Aim:
Output the full material exactly as it appears here.

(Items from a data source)

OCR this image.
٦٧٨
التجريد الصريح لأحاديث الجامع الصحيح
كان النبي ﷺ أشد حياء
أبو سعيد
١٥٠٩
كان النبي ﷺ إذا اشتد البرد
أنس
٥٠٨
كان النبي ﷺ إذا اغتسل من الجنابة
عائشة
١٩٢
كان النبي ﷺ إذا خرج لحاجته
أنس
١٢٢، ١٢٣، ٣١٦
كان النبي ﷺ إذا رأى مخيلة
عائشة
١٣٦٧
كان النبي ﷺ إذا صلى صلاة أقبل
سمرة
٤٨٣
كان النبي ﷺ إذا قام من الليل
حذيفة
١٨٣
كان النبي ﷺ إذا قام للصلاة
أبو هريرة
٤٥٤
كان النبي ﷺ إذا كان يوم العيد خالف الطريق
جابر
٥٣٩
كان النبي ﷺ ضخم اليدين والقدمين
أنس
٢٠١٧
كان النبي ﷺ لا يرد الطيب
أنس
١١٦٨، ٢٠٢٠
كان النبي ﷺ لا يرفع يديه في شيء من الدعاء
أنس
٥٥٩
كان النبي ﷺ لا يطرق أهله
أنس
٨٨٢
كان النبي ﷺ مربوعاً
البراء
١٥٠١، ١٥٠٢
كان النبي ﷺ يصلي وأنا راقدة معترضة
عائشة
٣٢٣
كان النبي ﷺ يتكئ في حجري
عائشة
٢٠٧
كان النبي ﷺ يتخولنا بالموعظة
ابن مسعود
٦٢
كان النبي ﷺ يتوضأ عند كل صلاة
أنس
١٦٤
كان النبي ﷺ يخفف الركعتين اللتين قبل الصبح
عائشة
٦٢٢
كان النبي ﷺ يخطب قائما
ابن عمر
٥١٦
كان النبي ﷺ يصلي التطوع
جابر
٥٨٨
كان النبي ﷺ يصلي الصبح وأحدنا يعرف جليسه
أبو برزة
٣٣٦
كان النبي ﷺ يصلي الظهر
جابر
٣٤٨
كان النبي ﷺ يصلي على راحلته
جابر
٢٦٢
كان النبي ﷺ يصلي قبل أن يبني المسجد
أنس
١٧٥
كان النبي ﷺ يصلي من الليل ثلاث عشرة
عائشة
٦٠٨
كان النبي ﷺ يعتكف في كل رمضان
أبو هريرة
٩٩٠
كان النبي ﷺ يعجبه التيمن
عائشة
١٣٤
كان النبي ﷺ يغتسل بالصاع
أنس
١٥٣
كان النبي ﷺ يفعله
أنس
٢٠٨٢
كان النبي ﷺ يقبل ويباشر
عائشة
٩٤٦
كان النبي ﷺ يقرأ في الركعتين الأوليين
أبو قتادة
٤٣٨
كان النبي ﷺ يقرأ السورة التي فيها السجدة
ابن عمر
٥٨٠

Answer to this exercise:
OCR this image.
٦٧٨
التجريد الصريح لأحاديث الجامع الصحيح
كان النبي ﷺ أشد حياء
أبو سعيد
١٥٠٩
كان النبي ﷺ إذا اشتد البرد
أنس
٥٠٨
كان النبي ﷺ إذا اغتسل من الجنابة
عائشة
١٩٢
كان النبي ﷺ إذا خرج لحاجته
أنس
١٢٢، ١٢٣، ٣١٦
كان النبي ﷺ إذا رأى مخيلة
عائشة
١٣٦٧
كان النبي ﷺ إذا صلى صلاة أقبل
سمرة
٤٨٣
كان النبي ﷺ إذا قام من الليل
حذيفة
١٨٣
كان النبي ﷺ إذا قام للصلاة
أبو هريرة
٤٥٤
كان النبي ﷺ إذا كان يوم العيد خالف الطريق
جابر
٥٣٩
كان النبي ﷺ ضخم اليدين والقدمين
أنس
٢٠١٧
كان النبي ﷺ لا يرد الطيب
أنس
١١٦٨، ٢٠٢٠
كان النبي ﷺ لا يرفع يديه في شيء من الدعاء
أنس
٥٥٩
كان النبي ﷺ لا يطرق أهله
أنس
٨٨٢
كان النبي ﷺ مربوعاً
البراء
١٥٠١، ١٥٠٢
كان النبي ﷺ يصلي وأنا راقدة معترضة
عائشة
٣٢٣
كان النبي ﷺ يتكئ في حجري
عائشة
٢٠٧
كان النبي ﷺ يتخولنا بالموعظة
ابن مسعود
٦٢
كان النبي ﷺ يتوضأ عند كل صلاة
أنس
١٦٤
كان النبي ﷺ يخفف الركعتين اللتين قبل الصبح
عائشة
٦٢٢
كان النبي ﷺ يخطب قائما
ابن عمر
٥١٦
كان النبي ﷺ يصلي التطوع
جابر
٥٨٨
كان النبي ﷺ يصلي الصبح وأحدنا يعرف جليسه
أبو برزة
٣٣٦
كان النبي ﷺ يصلي الظهر
جابر
٣٤٨
كان النبي ﷺ يصلي على راحلته
جابر
٢٦٢
كان النبي ﷺ يصلي قبل أن يبني المسجد
أنس
١٧٥
كان النبي ﷺ يصلي من الليل ثلاث عشرة
عائشة
٦٠٨
كان النبي ﷺ يعتكف في كل رمضان
أبو هريرة
٩٩٠
كان النبي ﷺ يعجبه التيمن
عائشة
١٣٤
كان النبي ﷺ يغتسل بالصاع
أنس
١٥٣
كان النبي ﷺ يفعله
أنس
٢٠٨٢
كان النبي ﷺ يقبل ويباشر
عائشة
٩٤٦
كان النبي ﷺ يقرأ في الركعتين الأوليين
أبو قتادة
٤٣٨
كان النبي ﷺ يقرأ السورة التي فيها السجدة
ابن عمر
٥٨٠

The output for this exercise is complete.